-- Source excerpt --
+ + + + +

And let us be clear he stalls were a factor in a large percentage of

the
Cirrus accidents so far.


I have information on 35 Cirrus accidents and incidents.


The NTSB has information on only 18. Leaving out the latest three, two of
which may have involved stalls:

3/23/99 Cirrus stalls when aileron malfunctions
4/10/01 CFIT
6/16/01 Bounced landing. The report notices that the Cirrus has had eight of
these previously.
8/19/01 Bad fuel management.
9/19/01 Improper servicing; low oil.

+ + + + +

-- Supplied material --

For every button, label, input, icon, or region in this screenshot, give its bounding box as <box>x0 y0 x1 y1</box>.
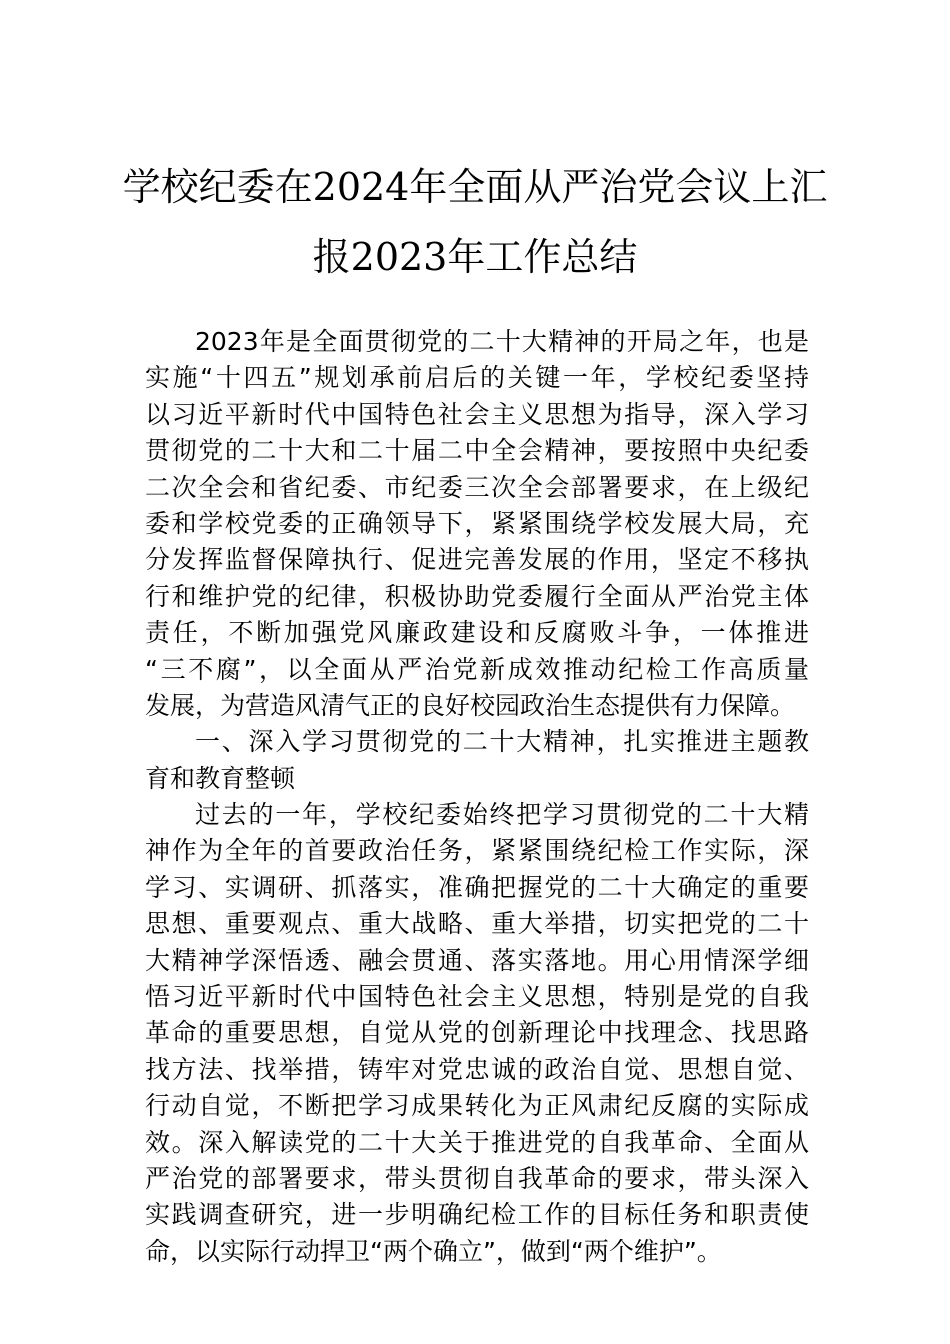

+ + + + +

-- Task details --
In the Cirrus accident excerpt, what cause is given for the 9/19/01 entry?

-- Answer to the problem --
Improper servicing; low oil.